++++ ENTRIES SUPPLIED

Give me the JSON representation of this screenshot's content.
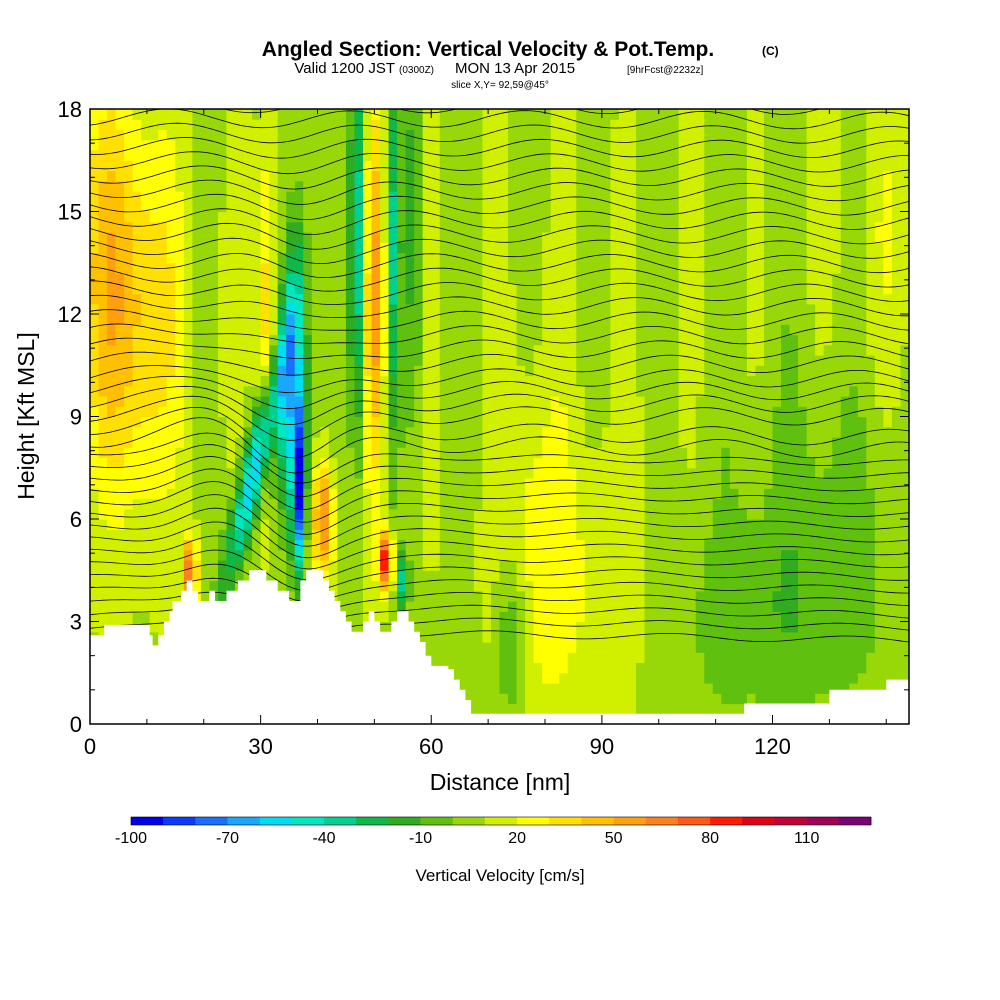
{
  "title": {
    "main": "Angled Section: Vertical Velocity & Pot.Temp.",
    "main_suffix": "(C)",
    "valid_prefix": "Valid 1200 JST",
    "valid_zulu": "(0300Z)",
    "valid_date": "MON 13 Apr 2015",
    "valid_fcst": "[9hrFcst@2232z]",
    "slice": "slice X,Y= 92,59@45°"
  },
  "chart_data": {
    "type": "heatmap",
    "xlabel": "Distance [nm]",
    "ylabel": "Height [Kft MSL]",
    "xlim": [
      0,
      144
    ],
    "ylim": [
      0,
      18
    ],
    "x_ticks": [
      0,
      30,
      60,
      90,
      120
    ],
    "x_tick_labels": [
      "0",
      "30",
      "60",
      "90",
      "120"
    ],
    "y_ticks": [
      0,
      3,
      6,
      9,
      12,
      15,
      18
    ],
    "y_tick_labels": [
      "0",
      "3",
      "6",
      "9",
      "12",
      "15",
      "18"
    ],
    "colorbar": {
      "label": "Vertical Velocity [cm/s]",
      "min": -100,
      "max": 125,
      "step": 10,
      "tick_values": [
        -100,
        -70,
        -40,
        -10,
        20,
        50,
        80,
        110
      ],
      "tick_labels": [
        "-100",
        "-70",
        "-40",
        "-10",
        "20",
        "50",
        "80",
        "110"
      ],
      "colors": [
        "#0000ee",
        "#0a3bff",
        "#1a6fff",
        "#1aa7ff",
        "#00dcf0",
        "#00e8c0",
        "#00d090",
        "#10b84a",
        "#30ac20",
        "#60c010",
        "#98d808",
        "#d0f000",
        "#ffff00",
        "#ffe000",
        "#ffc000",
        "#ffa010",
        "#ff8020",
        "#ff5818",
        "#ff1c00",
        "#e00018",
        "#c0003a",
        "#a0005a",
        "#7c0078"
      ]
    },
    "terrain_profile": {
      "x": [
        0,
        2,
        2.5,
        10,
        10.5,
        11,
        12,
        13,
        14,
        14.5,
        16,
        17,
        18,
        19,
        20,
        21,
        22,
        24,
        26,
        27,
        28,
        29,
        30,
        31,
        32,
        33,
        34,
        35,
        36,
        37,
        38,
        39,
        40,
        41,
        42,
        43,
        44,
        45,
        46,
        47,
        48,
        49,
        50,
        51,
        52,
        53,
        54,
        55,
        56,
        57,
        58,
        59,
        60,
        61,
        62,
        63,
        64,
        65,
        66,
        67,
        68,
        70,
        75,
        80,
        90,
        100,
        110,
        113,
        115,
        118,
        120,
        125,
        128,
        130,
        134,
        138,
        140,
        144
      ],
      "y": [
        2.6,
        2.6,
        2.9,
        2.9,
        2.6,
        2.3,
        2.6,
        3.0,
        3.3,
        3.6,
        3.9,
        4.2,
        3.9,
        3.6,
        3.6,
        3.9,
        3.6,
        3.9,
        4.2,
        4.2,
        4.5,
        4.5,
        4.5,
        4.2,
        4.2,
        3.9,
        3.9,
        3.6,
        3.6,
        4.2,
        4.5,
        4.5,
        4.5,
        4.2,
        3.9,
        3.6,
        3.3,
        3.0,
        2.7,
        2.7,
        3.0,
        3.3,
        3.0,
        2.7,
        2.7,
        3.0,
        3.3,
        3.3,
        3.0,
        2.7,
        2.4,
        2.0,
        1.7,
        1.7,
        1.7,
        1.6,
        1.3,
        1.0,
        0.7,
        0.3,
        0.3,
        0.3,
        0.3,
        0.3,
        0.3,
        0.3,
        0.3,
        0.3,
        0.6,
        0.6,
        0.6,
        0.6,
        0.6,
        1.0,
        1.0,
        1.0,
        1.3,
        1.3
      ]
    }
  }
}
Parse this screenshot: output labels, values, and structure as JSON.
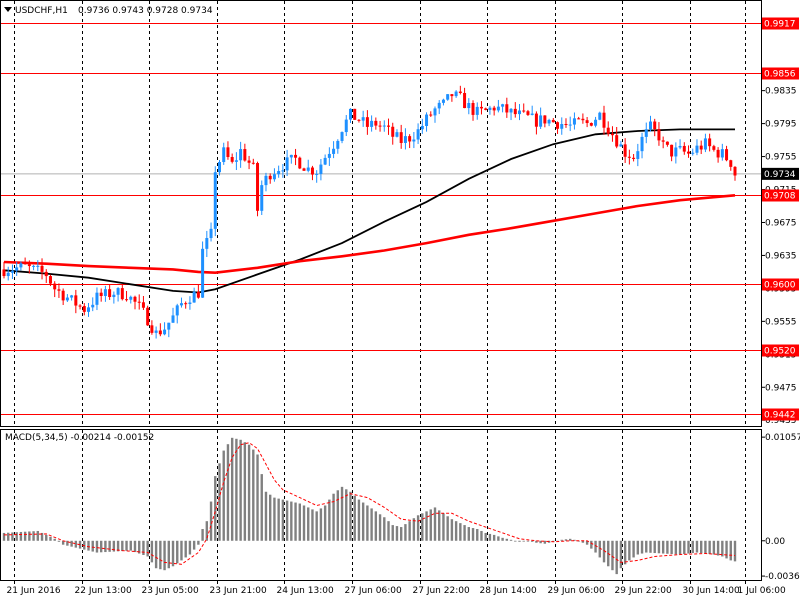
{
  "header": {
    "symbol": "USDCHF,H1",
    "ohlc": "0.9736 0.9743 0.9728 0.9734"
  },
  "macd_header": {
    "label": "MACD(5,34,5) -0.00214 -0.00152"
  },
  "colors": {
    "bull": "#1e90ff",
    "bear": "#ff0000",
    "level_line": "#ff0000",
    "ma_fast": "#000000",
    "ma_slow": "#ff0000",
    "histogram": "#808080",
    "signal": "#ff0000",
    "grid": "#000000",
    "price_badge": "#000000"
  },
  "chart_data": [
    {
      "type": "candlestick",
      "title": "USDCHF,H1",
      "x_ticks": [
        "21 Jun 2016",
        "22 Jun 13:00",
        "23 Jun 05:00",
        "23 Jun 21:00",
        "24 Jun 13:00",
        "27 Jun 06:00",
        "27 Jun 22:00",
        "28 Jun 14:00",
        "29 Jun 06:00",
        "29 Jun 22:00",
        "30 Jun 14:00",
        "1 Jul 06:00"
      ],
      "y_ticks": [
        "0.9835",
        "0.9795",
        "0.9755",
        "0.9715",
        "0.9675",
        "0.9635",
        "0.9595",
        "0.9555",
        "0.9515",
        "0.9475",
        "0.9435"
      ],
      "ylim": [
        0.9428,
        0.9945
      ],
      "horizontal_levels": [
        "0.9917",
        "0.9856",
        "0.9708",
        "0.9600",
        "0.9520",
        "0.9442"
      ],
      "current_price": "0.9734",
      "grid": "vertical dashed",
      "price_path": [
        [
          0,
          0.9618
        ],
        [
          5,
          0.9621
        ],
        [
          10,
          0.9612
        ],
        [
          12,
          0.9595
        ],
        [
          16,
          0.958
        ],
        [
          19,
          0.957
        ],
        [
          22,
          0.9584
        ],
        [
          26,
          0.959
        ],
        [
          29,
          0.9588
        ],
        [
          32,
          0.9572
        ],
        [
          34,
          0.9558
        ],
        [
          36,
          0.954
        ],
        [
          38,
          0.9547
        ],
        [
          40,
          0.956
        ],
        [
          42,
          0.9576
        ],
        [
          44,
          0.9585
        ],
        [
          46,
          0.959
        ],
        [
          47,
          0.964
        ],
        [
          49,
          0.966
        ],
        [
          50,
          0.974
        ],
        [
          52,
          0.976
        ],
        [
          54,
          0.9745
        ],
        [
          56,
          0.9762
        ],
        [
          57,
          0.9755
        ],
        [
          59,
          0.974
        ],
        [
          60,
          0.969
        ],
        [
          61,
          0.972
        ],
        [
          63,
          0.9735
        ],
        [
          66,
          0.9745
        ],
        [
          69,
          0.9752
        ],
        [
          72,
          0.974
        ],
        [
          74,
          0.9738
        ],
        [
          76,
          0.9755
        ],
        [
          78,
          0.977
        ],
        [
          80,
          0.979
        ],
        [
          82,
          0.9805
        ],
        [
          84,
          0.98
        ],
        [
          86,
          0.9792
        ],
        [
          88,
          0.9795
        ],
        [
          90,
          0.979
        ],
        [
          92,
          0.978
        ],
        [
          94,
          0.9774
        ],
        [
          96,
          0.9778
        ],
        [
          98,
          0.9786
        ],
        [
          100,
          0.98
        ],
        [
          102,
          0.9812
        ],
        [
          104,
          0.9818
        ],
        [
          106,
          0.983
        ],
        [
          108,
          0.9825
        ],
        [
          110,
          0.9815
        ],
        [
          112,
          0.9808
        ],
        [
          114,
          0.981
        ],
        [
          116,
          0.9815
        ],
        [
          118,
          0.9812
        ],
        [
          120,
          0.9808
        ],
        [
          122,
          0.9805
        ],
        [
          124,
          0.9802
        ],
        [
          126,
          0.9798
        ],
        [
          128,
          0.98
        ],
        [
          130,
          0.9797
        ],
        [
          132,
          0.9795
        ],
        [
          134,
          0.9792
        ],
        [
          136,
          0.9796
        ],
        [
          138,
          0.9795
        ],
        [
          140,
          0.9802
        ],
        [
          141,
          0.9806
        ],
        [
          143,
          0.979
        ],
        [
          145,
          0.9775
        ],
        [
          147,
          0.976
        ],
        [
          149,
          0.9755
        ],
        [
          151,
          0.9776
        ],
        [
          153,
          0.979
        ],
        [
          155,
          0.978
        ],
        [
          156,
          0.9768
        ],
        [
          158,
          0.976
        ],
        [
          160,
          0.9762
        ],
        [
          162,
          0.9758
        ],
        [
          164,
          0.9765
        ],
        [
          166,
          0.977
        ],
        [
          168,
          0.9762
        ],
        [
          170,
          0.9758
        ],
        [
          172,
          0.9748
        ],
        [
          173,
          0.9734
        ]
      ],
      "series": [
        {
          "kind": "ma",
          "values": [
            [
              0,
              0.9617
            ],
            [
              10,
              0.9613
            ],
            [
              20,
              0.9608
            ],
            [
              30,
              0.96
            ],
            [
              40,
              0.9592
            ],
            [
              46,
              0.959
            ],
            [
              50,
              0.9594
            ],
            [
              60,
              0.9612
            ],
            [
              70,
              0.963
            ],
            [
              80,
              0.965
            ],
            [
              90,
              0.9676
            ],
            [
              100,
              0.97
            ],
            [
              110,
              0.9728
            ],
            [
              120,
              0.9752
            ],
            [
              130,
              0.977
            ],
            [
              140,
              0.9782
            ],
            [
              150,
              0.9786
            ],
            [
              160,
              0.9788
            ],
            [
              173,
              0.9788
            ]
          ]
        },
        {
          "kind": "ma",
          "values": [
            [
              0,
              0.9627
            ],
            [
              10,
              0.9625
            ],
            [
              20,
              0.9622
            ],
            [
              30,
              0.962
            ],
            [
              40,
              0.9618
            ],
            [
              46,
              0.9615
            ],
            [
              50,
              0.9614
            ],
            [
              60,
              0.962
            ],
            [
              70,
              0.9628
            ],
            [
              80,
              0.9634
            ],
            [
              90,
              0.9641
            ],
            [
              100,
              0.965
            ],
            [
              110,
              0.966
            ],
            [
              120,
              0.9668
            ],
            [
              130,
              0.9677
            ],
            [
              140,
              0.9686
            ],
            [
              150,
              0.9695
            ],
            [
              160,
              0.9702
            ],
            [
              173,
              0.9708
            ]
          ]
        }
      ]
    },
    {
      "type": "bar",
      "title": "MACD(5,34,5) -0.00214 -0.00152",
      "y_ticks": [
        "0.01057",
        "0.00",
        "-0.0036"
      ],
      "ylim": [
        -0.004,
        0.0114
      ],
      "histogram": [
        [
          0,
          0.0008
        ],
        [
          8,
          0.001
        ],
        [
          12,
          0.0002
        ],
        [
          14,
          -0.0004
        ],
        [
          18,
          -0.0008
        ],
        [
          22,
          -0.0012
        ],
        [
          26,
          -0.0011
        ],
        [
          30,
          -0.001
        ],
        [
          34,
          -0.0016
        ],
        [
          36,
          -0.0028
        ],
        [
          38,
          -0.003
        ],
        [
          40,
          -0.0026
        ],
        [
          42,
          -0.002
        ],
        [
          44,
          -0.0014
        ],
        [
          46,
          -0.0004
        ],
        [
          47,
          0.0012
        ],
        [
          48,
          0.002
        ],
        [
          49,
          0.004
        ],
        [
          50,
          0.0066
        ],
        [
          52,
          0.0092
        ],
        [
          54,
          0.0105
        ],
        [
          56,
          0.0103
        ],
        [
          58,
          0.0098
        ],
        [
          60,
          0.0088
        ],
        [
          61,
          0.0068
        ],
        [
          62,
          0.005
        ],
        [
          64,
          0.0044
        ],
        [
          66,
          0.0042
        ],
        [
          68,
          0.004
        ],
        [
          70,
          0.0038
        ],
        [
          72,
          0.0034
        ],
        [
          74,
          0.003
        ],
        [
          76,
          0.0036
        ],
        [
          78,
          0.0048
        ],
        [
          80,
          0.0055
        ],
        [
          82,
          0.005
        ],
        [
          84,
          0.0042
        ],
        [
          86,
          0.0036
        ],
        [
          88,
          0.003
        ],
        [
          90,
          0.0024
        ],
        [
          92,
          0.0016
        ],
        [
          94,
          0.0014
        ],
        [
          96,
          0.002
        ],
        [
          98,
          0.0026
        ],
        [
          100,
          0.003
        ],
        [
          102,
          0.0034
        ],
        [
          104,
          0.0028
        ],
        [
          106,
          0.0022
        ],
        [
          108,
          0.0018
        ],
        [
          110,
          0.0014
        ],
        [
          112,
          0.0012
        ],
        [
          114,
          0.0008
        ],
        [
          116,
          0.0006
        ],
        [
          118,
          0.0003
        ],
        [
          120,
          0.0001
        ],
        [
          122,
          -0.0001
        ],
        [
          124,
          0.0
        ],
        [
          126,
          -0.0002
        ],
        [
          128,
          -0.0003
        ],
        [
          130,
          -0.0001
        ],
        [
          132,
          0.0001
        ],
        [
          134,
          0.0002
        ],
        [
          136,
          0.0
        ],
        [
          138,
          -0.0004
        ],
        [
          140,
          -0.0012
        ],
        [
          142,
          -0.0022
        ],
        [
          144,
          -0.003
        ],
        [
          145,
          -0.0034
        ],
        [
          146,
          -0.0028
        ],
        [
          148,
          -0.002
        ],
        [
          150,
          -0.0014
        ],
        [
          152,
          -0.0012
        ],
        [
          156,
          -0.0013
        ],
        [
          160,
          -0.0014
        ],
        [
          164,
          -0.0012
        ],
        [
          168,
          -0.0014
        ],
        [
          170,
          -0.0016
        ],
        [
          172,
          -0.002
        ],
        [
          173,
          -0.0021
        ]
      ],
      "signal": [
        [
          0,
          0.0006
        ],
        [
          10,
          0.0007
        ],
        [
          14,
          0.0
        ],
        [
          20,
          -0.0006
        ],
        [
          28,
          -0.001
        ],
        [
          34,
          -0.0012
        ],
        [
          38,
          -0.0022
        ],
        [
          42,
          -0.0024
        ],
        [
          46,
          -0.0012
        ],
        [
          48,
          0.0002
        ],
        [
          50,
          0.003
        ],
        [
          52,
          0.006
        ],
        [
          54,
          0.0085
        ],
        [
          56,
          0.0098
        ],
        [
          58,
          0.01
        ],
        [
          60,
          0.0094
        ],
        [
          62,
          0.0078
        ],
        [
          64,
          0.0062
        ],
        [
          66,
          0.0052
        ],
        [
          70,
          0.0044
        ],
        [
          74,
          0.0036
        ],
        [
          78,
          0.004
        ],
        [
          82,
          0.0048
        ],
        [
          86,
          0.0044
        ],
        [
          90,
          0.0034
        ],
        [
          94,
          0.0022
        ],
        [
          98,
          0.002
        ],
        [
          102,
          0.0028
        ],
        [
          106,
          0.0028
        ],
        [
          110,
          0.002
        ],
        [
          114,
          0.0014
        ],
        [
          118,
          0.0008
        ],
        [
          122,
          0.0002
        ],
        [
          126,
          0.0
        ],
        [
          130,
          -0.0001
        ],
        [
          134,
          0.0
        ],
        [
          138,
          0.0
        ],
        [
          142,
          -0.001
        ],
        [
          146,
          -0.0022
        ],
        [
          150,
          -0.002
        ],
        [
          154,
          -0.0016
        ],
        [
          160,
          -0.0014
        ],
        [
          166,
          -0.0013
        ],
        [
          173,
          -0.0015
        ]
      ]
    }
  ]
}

++++++++

> [TASK STATEMENT]:
Where a line of the records above holds the word "Velocity", copy that line.

> [SOLUTION FOR THIS TASK]:
    "main": "Angled Section: Vertical Velocity & Pot.Temp.",
      "label": "Vertical Velocity [cm/s]",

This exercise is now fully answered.